**YOUR INSTRUCTIONS:** Could you carry the Passover seder essay below forward from its last sentence, leaving the data that follows it aside?

**DOCUMENT SEGMENT:**
--- START ---

A Passover Seder and a Last Supper
In past years I’ve joked about the kind of Passover seder I might host employing the “Two-Minute Haggadah — A Passover Service for the Impatient” and the “seder plate” my daughter made at school when she was a mere seven years old.
A “seder” is the traditional meal centered around retelling of the story of the liberation of the Israelites from slavery in ancient Egypt. The haggadah is the book from which the retelling of the story is recited. The seder plate is a platter on which the various paschal symbols are arranged: a roasted egg, a bit of parsley, “charoset,” a lamb bone, horseradish and “matzos.” In this case, the plate is plastic on which my daughter drew in markers the various symbols — a grammar school project when she was younger (It’s become a family treasure.)
Charoset is a mixture of apples, nuts, wine, honey and nuts spiced with cinnamon — and other things depending on the recipe of choice, that symbolizes the mortar (or mud used to make adobe bricks) which the Israelites used when they were enslaved in ancient Egypt. The word “charoset” comes from the Hebrew word “cheres” or “clay.” Charoset has always been top of the list of Passover treats and making it gives me particular delight. The recipe I use is traditionally Ashkenazi (with walnuts) while Sephardi style adds pears, raisins, figs, orange juice and pine nuts. No matter what recipe you use, it’s delicious, particularly on matzo with a bit of horseradish. (As I write this, I am munching on this very concoction and making a huge mess on the desk with the matzo crumbs and red horseradish!)

--- END ---

**SUPPLIED DATA:**
--- START ---

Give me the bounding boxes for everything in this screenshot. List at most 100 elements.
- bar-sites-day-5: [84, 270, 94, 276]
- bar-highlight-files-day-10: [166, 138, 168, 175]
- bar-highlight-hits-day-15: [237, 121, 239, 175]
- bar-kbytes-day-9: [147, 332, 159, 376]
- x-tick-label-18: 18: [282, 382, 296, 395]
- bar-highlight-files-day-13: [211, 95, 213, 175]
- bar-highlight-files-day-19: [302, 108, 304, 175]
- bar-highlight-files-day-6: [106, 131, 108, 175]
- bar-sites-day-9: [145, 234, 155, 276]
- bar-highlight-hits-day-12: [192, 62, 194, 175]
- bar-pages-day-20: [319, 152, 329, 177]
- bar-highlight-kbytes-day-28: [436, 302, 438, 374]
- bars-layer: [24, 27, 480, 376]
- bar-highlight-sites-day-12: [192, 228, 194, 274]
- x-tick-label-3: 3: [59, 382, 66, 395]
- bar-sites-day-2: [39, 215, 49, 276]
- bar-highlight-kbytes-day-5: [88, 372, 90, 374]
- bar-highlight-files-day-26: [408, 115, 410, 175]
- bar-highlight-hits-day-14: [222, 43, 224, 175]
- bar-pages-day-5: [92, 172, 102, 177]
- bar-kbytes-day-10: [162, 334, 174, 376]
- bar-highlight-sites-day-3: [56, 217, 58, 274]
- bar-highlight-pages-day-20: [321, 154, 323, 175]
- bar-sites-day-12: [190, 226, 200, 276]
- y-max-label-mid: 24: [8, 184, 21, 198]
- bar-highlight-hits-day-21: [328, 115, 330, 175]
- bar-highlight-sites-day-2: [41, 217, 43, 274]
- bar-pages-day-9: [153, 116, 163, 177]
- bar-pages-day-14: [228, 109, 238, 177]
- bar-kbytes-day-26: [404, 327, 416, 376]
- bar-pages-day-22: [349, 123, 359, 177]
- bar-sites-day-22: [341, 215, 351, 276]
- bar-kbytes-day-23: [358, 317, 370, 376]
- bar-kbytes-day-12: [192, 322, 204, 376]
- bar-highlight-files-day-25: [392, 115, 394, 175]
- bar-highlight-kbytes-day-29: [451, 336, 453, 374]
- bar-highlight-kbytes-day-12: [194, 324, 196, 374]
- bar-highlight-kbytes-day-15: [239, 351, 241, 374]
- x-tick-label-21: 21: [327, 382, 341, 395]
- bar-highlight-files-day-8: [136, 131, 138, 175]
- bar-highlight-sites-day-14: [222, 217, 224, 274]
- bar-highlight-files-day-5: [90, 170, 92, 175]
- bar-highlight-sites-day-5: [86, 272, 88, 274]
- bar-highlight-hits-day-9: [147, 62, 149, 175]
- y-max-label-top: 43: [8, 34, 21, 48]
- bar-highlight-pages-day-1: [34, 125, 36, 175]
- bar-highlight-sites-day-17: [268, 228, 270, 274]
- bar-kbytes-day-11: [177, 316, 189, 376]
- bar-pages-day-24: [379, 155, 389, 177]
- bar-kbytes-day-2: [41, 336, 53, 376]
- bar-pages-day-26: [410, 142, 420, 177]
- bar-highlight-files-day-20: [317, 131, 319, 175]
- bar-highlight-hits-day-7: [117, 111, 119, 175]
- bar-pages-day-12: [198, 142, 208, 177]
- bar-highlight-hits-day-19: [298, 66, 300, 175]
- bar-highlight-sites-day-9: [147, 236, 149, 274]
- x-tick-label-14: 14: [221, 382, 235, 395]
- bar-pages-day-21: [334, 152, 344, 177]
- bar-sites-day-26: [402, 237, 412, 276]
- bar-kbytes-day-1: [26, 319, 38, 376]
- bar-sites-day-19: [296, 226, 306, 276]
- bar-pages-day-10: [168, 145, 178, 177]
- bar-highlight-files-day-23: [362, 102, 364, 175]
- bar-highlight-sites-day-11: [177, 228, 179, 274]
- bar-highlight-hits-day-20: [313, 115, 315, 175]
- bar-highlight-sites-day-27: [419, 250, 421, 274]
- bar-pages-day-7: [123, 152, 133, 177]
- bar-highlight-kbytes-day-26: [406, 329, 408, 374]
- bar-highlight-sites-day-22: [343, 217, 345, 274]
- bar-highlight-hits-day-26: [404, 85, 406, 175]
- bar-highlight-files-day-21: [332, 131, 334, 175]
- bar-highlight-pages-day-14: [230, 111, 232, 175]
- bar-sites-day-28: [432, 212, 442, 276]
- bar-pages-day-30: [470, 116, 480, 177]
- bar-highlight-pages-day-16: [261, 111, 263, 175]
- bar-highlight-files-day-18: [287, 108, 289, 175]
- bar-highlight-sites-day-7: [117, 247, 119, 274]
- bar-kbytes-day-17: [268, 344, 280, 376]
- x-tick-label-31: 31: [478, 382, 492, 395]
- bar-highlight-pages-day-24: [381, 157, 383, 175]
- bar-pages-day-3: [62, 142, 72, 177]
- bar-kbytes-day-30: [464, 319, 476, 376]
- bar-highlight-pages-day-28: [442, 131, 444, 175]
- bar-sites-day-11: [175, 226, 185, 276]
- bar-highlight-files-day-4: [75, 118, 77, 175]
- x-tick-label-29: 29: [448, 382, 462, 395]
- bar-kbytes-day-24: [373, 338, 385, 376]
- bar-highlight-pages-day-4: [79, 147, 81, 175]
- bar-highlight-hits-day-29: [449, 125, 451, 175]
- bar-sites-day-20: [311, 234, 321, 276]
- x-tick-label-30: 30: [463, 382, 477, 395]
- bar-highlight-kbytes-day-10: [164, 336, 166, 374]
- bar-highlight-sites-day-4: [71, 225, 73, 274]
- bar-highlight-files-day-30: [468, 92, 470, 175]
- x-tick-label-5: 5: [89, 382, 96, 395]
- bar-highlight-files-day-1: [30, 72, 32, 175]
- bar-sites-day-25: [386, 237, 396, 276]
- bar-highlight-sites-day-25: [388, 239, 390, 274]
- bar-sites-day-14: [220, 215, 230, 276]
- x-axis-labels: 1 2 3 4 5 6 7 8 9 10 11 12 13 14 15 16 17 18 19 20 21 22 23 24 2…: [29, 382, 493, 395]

--- END ---

**ANSWER BELOW:**
This year there was only one Jewish friend interested in putting together a seder, so in spite of the small number at the table, we decided to go all the way. “All the way” meant putting together a traditional meal, reading from the haggadah and getting drunk on the obligatory four glasses of wine.
Like any Parisian setting out to put together such a meal, I headed over to rue des Rosiers to find “gefilte fish” — an Ashkenazi dish made from a poached mixture of ground boned fish, such as carp, whitefish or pike, which is eaten as an appetizer with horseradish (“raifort” in French). The young man in a “yarmelke” (a skullcap worn by the Orthodox or Conservative Jewish men) at Panzer (at number 26) almost read my mind before I asked and dropped into a bag a jar of gefilte fish along with a little tub of red horseradish — the milder kind with grated beets. Just those two items were a whopping 15€!…but what the hell…it’s Passover!
My grandmother used to make gefilte fish from scratch. I can remember vividly the big carp she’d buy and the process that took all day to turn it into oval-shaped balls. Like she served it, I placed them on a bed of lettuce, added sliced beets and set the horseradish in a bowl nearby.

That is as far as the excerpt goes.